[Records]
%%

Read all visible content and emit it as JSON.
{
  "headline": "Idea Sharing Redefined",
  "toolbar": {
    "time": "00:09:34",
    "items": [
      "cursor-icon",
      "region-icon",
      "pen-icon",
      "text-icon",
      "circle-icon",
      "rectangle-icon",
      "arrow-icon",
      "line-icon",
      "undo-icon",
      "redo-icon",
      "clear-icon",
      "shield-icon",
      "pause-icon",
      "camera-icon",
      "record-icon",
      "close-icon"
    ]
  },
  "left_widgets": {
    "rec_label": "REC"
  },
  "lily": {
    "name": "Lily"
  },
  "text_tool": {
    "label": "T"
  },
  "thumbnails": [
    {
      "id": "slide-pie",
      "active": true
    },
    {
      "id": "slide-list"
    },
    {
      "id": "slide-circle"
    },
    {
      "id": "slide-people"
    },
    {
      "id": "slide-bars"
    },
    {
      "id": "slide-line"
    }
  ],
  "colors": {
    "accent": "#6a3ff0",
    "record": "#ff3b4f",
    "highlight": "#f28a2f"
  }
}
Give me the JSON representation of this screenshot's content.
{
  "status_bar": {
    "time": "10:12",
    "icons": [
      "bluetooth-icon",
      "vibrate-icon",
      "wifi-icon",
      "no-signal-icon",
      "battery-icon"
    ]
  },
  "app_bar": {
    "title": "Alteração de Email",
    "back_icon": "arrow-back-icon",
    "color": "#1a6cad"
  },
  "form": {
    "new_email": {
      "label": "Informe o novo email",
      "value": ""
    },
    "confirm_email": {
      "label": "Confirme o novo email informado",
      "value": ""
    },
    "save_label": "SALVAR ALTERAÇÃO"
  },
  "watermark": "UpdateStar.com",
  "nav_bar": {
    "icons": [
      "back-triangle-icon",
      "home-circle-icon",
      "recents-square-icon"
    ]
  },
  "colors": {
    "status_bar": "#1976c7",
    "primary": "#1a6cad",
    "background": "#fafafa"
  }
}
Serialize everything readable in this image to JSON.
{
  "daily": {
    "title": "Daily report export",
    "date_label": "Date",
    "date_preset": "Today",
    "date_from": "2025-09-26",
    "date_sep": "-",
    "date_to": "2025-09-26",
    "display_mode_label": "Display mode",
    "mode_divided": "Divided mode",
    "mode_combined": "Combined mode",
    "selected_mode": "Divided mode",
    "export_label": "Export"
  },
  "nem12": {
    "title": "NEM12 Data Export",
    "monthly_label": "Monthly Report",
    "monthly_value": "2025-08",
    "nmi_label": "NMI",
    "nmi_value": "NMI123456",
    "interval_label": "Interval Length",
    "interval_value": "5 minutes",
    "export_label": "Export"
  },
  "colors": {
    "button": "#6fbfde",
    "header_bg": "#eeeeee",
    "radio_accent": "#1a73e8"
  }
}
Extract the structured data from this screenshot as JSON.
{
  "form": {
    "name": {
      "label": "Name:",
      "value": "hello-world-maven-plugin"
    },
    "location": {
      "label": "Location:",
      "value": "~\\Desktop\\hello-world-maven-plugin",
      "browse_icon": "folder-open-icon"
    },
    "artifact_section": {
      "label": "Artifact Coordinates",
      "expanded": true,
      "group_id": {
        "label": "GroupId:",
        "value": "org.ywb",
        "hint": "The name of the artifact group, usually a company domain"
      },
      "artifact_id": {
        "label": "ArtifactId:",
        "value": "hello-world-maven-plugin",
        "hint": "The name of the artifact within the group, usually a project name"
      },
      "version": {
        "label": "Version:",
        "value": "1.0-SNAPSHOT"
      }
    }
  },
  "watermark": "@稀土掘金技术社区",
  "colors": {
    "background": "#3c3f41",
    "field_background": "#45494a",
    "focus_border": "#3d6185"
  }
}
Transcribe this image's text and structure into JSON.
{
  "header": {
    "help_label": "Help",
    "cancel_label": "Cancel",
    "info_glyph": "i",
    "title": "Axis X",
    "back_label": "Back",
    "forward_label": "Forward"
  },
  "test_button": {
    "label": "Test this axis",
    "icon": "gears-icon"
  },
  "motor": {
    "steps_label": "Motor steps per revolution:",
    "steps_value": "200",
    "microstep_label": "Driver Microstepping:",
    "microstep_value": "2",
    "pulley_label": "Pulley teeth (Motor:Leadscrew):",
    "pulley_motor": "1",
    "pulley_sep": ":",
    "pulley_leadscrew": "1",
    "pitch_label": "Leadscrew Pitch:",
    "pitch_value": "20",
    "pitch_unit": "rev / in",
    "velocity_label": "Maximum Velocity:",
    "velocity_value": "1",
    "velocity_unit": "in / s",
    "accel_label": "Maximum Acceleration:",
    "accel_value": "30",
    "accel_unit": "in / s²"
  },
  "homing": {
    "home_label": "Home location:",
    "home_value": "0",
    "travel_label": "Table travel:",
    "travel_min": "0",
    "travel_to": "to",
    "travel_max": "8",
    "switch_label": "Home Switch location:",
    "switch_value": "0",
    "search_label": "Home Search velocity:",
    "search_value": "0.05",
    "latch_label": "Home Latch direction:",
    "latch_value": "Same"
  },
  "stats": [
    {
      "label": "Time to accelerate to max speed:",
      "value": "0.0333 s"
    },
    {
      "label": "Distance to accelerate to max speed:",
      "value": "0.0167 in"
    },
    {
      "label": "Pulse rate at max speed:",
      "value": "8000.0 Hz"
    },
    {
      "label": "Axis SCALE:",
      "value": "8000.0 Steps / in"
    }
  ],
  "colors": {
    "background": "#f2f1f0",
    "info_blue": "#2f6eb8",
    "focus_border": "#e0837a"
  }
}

%%

** Task instructions **
Make an exact copy of the records.

** Correct result **
Read all visible content and emit it as JSON.
{
  "headline": "Idea Sharing Redefined",
  "toolbar": {
    "time": "00:09:34",
    "items": [
      "cursor-icon",
      "region-icon",
      "pen-icon",
      "text-icon",
      "circle-icon",
      "rectangle-icon",
      "arrow-icon",
      "line-icon",
      "undo-icon",
      "redo-icon",
      "clear-icon",
      "shield-icon",
      "pause-icon",
      "camera-icon",
      "record-icon",
      "close-icon"
    ]
  },
  "left_widgets": {
    "rec_label": "REC"
  },
  "lily": {
    "name": "Lily"
  },
  "text_tool": {
    "label": "T"
  },
  "thumbnails": [
    {
      "id": "slide-pie",
      "active": true
    },
    {
      "id": "slide-list"
    },
    {
      "id": "slide-circle"
    },
    {
      "id": "slide-people"
    },
    {
      "id": "slide-bars"
    },
    {
      "id": "slide-line"
    }
  ],
  "colors": {
    "accent": "#6a3ff0",
    "record": "#ff3b4f",
    "highlight": "#f28a2f"
  }
}
Give me the JSON representation of this screenshot's content.
{
  "status_bar": {
    "time": "10:12",
    "icons": [
      "bluetooth-icon",
      "vibrate-icon",
      "wifi-icon",
      "no-signal-icon",
      "battery-icon"
    ]
  },
  "app_bar": {
    "title": "Alteração de Email",
    "back_icon": "arrow-back-icon",
    "color": "#1a6cad"
  },
  "form": {
    "new_email": {
      "label": "Informe o novo email",
      "value": ""
    },
    "confirm_email": {
      "label": "Confirme o novo email informado",
      "value": ""
    },
    "save_label": "SALVAR ALTERAÇÃO"
  },
  "watermark": "UpdateStar.com",
  "nav_bar": {
    "icons": [
      "back-triangle-icon",
      "home-circle-icon",
      "recents-square-icon"
    ]
  },
  "colors": {
    "status_bar": "#1976c7",
    "primary": "#1a6cad",
    "background": "#fafafa"
  }
}
Serialize everything readable in this image to JSON.
{
  "daily": {
    "title": "Daily report export",
    "date_label": "Date",
    "date_preset": "Today",
    "date_from": "2025-09-26",
    "date_sep": "-",
    "date_to": "2025-09-26",
    "display_mode_label": "Display mode",
    "mode_divided": "Divided mode",
    "mode_combined": "Combined mode",
    "selected_mode": "Divided mode",
    "export_label": "Export"
  },
  "nem12": {
    "title": "NEM12 Data Export",
    "monthly_label": "Monthly Report",
    "monthly_value": "2025-08",
    "nmi_label": "NMI",
    "nmi_value": "NMI123456",
    "interval_label": "Interval Length",
    "interval_value": "5 minutes",
    "export_label": "Export"
  },
  "colors": {
    "button": "#6fbfde",
    "header_bg": "#eeeeee",
    "radio_accent": "#1a73e8"
  }
}
Extract the structured data from this screenshot as JSON.
{
  "form": {
    "name": {
      "label": "Name:",
      "value": "hello-world-maven-plugin"
    },
    "location": {
      "label": "Location:",
      "value": "~\\Desktop\\hello-world-maven-plugin",
      "browse_icon": "folder-open-icon"
    },
    "artifact_section": {
      "label": "Artifact Coordinates",
      "expanded": true,
      "group_id": {
        "label": "GroupId:",
        "value": "org.ywb",
        "hint": "The name of the artifact group, usually a company domain"
      },
      "artifact_id": {
        "label": "ArtifactId:",
        "value": "hello-world-maven-plugin",
        "hint": "The name of the artifact within the group, usually a project name"
      },
      "version": {
        "label": "Version:",
        "value": "1.0-SNAPSHOT"
      }
    }
  },
  "watermark": "@稀土掘金技术社区",
  "colors": {
    "background": "#3c3f41",
    "field_background": "#45494a",
    "focus_border": "#3d6185"
  }
}
Transcribe this image's text and structure into JSON.
{
  "header": {
    "help_label": "Help",
    "cancel_label": "Cancel",
    "info_glyph": "i",
    "title": "Axis X",
    "back_label": "Back",
    "forward_label": "Forward"
  },
  "test_button": {
    "label": "Test this axis",
    "icon": "gears-icon"
  },
  "motor": {
    "steps_label": "Motor steps per revolution:",
    "steps_value": "200",
    "microstep_label": "Driver Microstepping:",
    "microstep_value": "2",
    "pulley_label": "Pulley teeth (Motor:Leadscrew):",
    "pulley_motor": "1",
    "pulley_sep": ":",
    "pulley_leadscrew": "1",
    "pitch_label": "Leadscrew Pitch:",
    "pitch_value": "20",
    "pitch_unit": "rev / in",
    "velocity_label": "Maximum Velocity:",
    "velocity_value": "1",
    "velocity_unit": "in / s",
    "accel_label": "Maximum Acceleration:",
    "accel_value": "30",
    "accel_unit": "in / s²"
  },
  "homing": {
    "home_label": "Home location:",
    "home_value": "0",
    "travel_label": "Table travel:",
    "travel_min": "0",
    "travel_to": "to",
    "travel_max": "8",
    "switch_label": "Home Switch location:",
    "switch_value": "0",
    "search_label": "Home Search velocity:",
    "search_value": "0.05",
    "latch_label": "Home Latch direction:",
    "latch_value": "Same"
  },
  "stats": [
    {
      "label": "Time to accelerate to max speed:",
      "value": "0.0333 s"
    },
    {
      "label": "Distance to accelerate to max speed:",
      "value": "0.0167 in"
    },
    {
      "label": "Pulse rate at max speed:",
      "value": "8000.0 Hz"
    },
    {
      "label": "Axis SCALE:",
      "value": "8000.0 Steps / in"
    }
  ],
  "colors": {
    "background": "#f2f1f0",
    "info_blue": "#2f6eb8",
    "focus_border": "#e0837a"
  }
}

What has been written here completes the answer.